** START INPUT DATA **

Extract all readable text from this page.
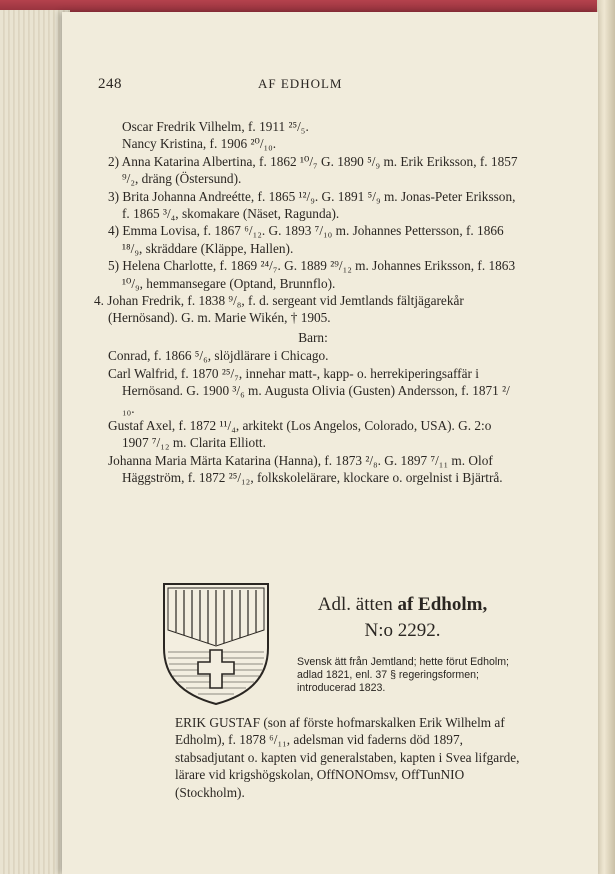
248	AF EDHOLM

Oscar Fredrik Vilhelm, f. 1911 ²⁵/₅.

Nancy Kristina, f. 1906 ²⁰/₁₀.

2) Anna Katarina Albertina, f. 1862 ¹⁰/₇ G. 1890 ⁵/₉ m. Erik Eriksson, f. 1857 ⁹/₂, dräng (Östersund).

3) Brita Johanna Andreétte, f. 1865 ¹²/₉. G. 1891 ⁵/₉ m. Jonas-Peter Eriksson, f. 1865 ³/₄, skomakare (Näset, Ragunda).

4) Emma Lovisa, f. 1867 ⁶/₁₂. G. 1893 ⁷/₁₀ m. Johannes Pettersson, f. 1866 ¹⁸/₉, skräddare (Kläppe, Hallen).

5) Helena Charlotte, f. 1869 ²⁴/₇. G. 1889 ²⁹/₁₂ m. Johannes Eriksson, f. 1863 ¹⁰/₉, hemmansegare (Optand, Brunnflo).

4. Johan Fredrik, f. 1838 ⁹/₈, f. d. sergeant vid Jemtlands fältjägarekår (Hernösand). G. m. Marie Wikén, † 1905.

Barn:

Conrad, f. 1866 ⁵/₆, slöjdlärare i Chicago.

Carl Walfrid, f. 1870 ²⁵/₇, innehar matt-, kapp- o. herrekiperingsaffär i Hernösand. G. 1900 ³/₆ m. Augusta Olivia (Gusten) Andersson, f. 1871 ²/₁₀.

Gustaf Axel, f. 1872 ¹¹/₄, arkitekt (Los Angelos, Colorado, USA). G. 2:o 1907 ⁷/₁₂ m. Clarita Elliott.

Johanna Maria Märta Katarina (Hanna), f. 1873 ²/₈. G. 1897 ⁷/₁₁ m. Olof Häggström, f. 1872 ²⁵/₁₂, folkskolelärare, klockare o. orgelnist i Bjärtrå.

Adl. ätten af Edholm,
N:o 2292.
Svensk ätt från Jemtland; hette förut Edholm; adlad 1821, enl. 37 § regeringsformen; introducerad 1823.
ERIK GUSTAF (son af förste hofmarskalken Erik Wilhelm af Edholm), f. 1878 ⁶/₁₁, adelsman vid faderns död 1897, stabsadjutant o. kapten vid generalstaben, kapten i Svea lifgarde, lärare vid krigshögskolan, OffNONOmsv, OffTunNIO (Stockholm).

** END INPUT DATA **

*WHAT NEEDS TO BE DONE*. Give back all entries exactly. No pictures belong in the copy.

*FINISHED TASK*.
Extract all readable text from this page.
248	AF EDHOLM

Oscar Fredrik Vilhelm, f. 1911 ²⁵/₅.

Nancy Kristina, f. 1906 ²⁰/₁₀.

2) Anna Katarina Albertina, f. 1862 ¹⁰/₇ G. 1890 ⁵/₉ m. Erik Eriksson, f. 1857 ⁹/₂, dräng (Östersund).

3) Brita Johanna Andreétte, f. 1865 ¹²/₉. G. 1891 ⁵/₉ m. Jonas-Peter Eriksson, f. 1865 ³/₄, skomakare (Näset, Ragunda).

4) Emma Lovisa, f. 1867 ⁶/₁₂. G. 1893 ⁷/₁₀ m. Johannes Pettersson, f. 1866 ¹⁸/₉, skräddare (Kläppe, Hallen).

5) Helena Charlotte, f. 1869 ²⁴/₇. G. 1889 ²⁹/₁₂ m. Johannes Eriksson, f. 1863 ¹⁰/₉, hemmansegare (Optand, Brunnflo).

4. Johan Fredrik, f. 1838 ⁹/₈, f. d. sergeant vid Jemtlands fältjägarekår (Hernösand). G. m. Marie Wikén, † 1905.

Barn:

Conrad, f. 1866 ⁵/₆, slöjdlärare i Chicago.

Carl Walfrid, f. 1870 ²⁵/₇, innehar matt-, kapp- o. herrekiperingsaffär i Hernösand. G. 1900 ³/₆ m. Augusta Olivia (Gusten) Andersson, f. 1871 ²/₁₀.

Gustaf Axel, f. 1872 ¹¹/₄, arkitekt (Los Angelos, Colorado, USA). G. 2:o 1907 ⁷/₁₂ m. Clarita Elliott.

Johanna Maria Märta Katarina (Hanna), f. 1873 ²/₈. G. 1897 ⁷/₁₁ m. Olof Häggström, f. 1872 ²⁵/₁₂, folkskolelärare, klockare o. orgelnist i Bjärtrå.

Adl. ätten af Edholm,
N:o 2292.
Svensk ätt från Jemtland; hette förut Edholm; adlad 1821, enl. 37 § regeringsformen; introducerad 1823.
ERIK GUSTAF (son af förste hofmarskalken Erik Wilhelm af Edholm), f. 1878 ⁶/₁₁, adelsman vid faderns död 1897, stabsadjutant o. kapten vid generalstaben, kapten i Svea lifgarde, lärare vid krigshögskolan, OffNONOmsv, OffTunNIO (Stockholm).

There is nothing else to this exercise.